- STATED EXERCISE
Go through the entries below and collect each line with the string "marker" in it.

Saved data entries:

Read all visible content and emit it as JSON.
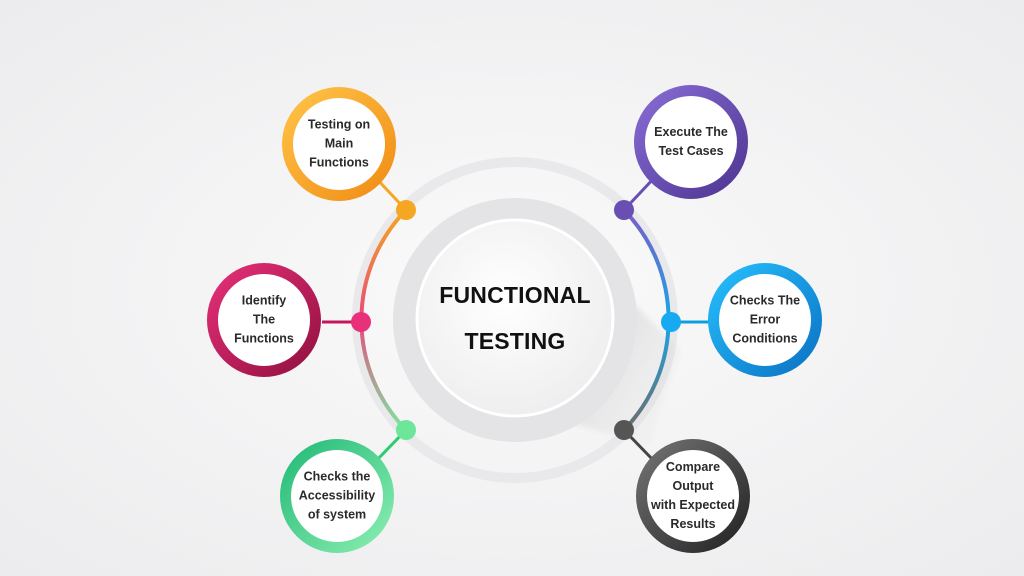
{
  "title_lines": [
    "FUNCTIONAL",
    "TESTING"
  ],
  "nodes": [
    {
      "id": "testing-main-functions",
      "lines": [
        "Testing on",
        "Main",
        "Functions"
      ],
      "color": "#f5a623"
    },
    {
      "id": "identify-functions",
      "lines": [
        "Identify",
        "The",
        "Functions"
      ],
      "color": "#c2185b"
    },
    {
      "id": "accessibility",
      "lines": [
        "Checks the",
        "Accessibility",
        "of system"
      ],
      "color": "#2ecc71"
    },
    {
      "id": "execute-test-cases",
      "lines": [
        "Execute The",
        "Test Cases"
      ],
      "color": "#6a4fb3"
    },
    {
      "id": "error-conditions",
      "lines": [
        "Checks The",
        "Error",
        "Conditions"
      ],
      "color": "#0b9fe0"
    },
    {
      "id": "compare-output",
      "lines": [
        "Compare",
        "Output",
        "with Expected",
        "Results"
      ],
      "color": "#444444"
    }
  ]
}
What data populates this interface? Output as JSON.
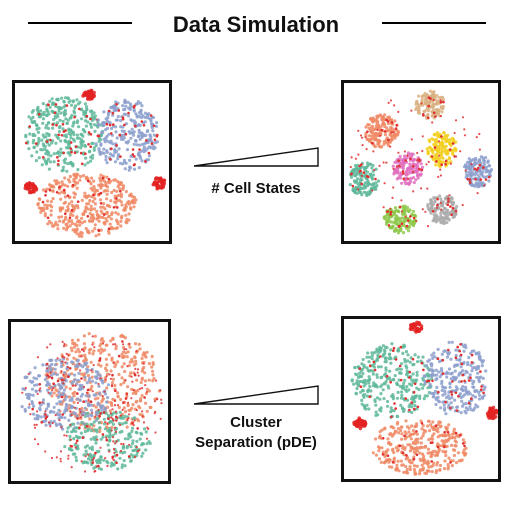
{
  "title": "Data Simulation",
  "rows": [
    {
      "label_lines": [
        "# Cell States"
      ]
    },
    {
      "label_lines": [
        "Cluster",
        "Separation (pDE)"
      ]
    }
  ],
  "colors": {
    "teal": "#5fb89a",
    "salmon": "#f08a65",
    "blue": "#8c9fcc",
    "red": "#e32222",
    "pink": "#e070c0",
    "yellow": "#f2cf1e",
    "tan": "#d9b182",
    "gray": "#aaaaaa",
    "green": "#8dc84a",
    "outlier": "#e03030"
  }
}
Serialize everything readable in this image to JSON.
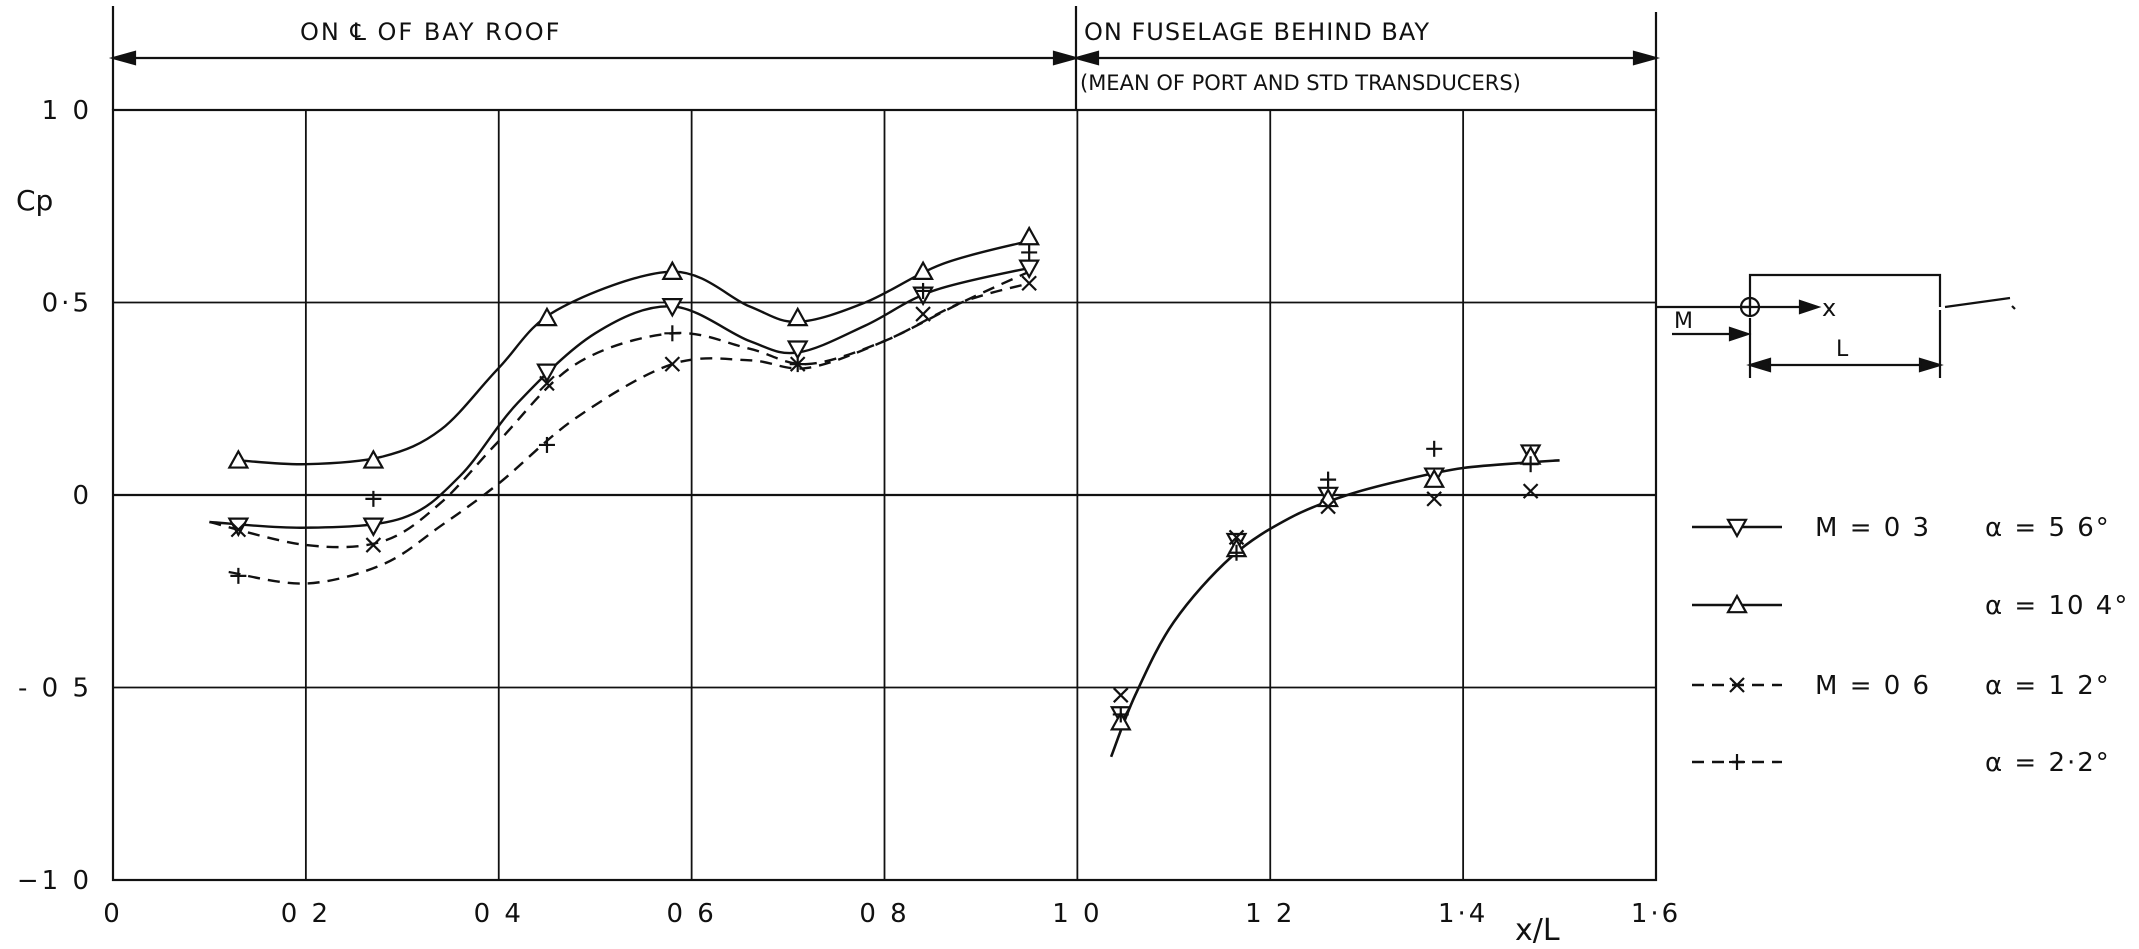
{
  "chart_data": {
    "type": "line",
    "xlabel": "x/L",
    "ylabel": "Cp",
    "xlim": [
      0,
      1.6
    ],
    "ylim": [
      -1.0,
      1.0
    ],
    "grid": true,
    "x_ticks": [
      {
        "v": 0,
        "label": "0"
      },
      {
        "v": 0.2,
        "label": "0 2"
      },
      {
        "v": 0.4,
        "label": "0 4"
      },
      {
        "v": 0.6,
        "label": "0 6"
      },
      {
        "v": 0.8,
        "label": "0 8"
      },
      {
        "v": 1.0,
        "label": "1 0"
      },
      {
        "v": 1.2,
        "label": "1 2"
      },
      {
        "v": 1.4,
        "label": "1·4"
      },
      {
        "v": 1.6,
        "label": "1·6"
      }
    ],
    "y_ticks": [
      {
        "v": 1.0,
        "label": "1 0"
      },
      {
        "v": 0.5,
        "label": "0·5"
      },
      {
        "v": 0,
        "label": "0"
      },
      {
        "v": -0.5,
        "label": "- 0 5"
      },
      {
        "v": -1.0,
        "label": "−1 0"
      }
    ],
    "regions": [
      {
        "label": "ON ℄ OF BAY ROOF",
        "x_range": [
          0,
          1.0
        ]
      },
      {
        "label": "ON FUSELAGE BEHIND BAY",
        "sublabel": "(MEAN OF PORT AND STD TRANSDUCERS)",
        "x_range": [
          1.0,
          1.6
        ]
      }
    ],
    "series": [
      {
        "marker": "triangle-down",
        "linestyle": "solid",
        "legend_m": "M = 0 3",
        "legend_alpha": "α = 5 6°",
        "points": [
          [
            0.13,
            -0.08
          ],
          [
            0.27,
            -0.08
          ],
          [
            0.45,
            0.32
          ],
          [
            0.58,
            0.49
          ],
          [
            0.71,
            0.38
          ],
          [
            0.84,
            0.52
          ],
          [
            0.95,
            0.59
          ],
          [
            1.045,
            -0.57
          ],
          [
            1.165,
            -0.12
          ],
          [
            1.26,
            0.0
          ],
          [
            1.37,
            0.05
          ],
          [
            1.47,
            0.11
          ]
        ],
        "curve": [
          [
            0.1,
            -0.07
          ],
          [
            0.2,
            -0.085
          ],
          [
            0.3,
            -0.06
          ],
          [
            0.36,
            0.05
          ],
          [
            0.42,
            0.24
          ],
          [
            0.5,
            0.42
          ],
          [
            0.58,
            0.49
          ],
          [
            0.66,
            0.4
          ],
          [
            0.71,
            0.37
          ],
          [
            0.78,
            0.44
          ],
          [
            0.85,
            0.53
          ],
          [
            0.95,
            0.59
          ]
        ]
      },
      {
        "marker": "triangle-up",
        "linestyle": "solid",
        "legend_m": "",
        "legend_alpha": "α = 10 4°",
        "points": [
          [
            0.13,
            0.09
          ],
          [
            0.27,
            0.09
          ],
          [
            0.45,
            0.46
          ],
          [
            0.58,
            0.58
          ],
          [
            0.71,
            0.46
          ],
          [
            0.84,
            0.58
          ],
          [
            0.95,
            0.67
          ],
          [
            1.045,
            -0.59
          ],
          [
            1.165,
            -0.14
          ],
          [
            1.26,
            -0.01
          ],
          [
            1.37,
            0.04
          ],
          [
            1.47,
            0.1
          ]
        ],
        "curve": [
          [
            0.13,
            0.09
          ],
          [
            0.2,
            0.08
          ],
          [
            0.28,
            0.1
          ],
          [
            0.34,
            0.17
          ],
          [
            0.4,
            0.33
          ],
          [
            0.46,
            0.48
          ],
          [
            0.58,
            0.58
          ],
          [
            0.66,
            0.49
          ],
          [
            0.71,
            0.45
          ],
          [
            0.78,
            0.5
          ],
          [
            0.86,
            0.6
          ],
          [
            0.95,
            0.66
          ]
        ]
      },
      {
        "marker": "x",
        "linestyle": "dashed",
        "legend_m": "M = 0 6",
        "legend_alpha": "α = 1 2°",
        "points": [
          [
            0.13,
            -0.09
          ],
          [
            0.27,
            -0.13
          ],
          [
            0.45,
            0.29
          ],
          [
            0.58,
            0.34
          ],
          [
            0.71,
            0.34
          ],
          [
            0.84,
            0.47
          ],
          [
            0.95,
            0.55
          ],
          [
            1.045,
            -0.52
          ],
          [
            1.165,
            -0.11
          ],
          [
            1.26,
            -0.03
          ],
          [
            1.37,
            -0.01
          ],
          [
            1.47,
            0.01
          ]
        ],
        "curve": [
          [
            0.1,
            -0.07
          ],
          [
            0.2,
            -0.13
          ],
          [
            0.28,
            -0.12
          ],
          [
            0.34,
            -0.02
          ],
          [
            0.4,
            0.14
          ],
          [
            0.48,
            0.34
          ],
          [
            0.58,
            0.42
          ],
          [
            0.66,
            0.38
          ],
          [
            0.72,
            0.34
          ],
          [
            0.8,
            0.4
          ],
          [
            0.88,
            0.5
          ],
          [
            0.95,
            0.55
          ]
        ]
      },
      {
        "marker": "plus",
        "linestyle": "dashed",
        "legend_m": "",
        "legend_alpha": "α = 2·2°",
        "points": [
          [
            0.13,
            -0.21
          ],
          [
            0.27,
            -0.01
          ],
          [
            0.45,
            0.13
          ],
          [
            0.58,
            0.42
          ],
          [
            0.71,
            0.34
          ],
          [
            0.84,
            0.53
          ],
          [
            0.95,
            0.63
          ],
          [
            1.045,
            -0.57
          ],
          [
            1.165,
            -0.15
          ],
          [
            1.26,
            0.04
          ],
          [
            1.37,
            0.12
          ],
          [
            1.47,
            0.08
          ]
        ],
        "curve": [
          [
            0.12,
            -0.2
          ],
          [
            0.2,
            -0.23
          ],
          [
            0.28,
            -0.18
          ],
          [
            0.34,
            -0.08
          ],
          [
            0.4,
            0.03
          ],
          [
            0.48,
            0.2
          ],
          [
            0.58,
            0.34
          ],
          [
            0.66,
            0.35
          ],
          [
            0.72,
            0.33
          ],
          [
            0.8,
            0.4
          ],
          [
            0.88,
            0.5
          ],
          [
            0.95,
            0.58
          ]
        ]
      }
    ],
    "fuselage_curve": [
      [
        1.035,
        -0.68
      ],
      [
        1.06,
        -0.52
      ],
      [
        1.1,
        -0.33
      ],
      [
        1.16,
        -0.16
      ],
      [
        1.22,
        -0.06
      ],
      [
        1.28,
        0.0
      ],
      [
        1.34,
        0.04
      ],
      [
        1.4,
        0.07
      ],
      [
        1.47,
        0.085
      ],
      [
        1.5,
        0.09
      ]
    ],
    "inset": {
      "flow_label": "M",
      "x_label": "x",
      "length_label": "L"
    }
  }
}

- RESULT
        "marker": "triangle-down",
        "marker": "triangle-up",
        "marker": "x",
        "marker": "plus",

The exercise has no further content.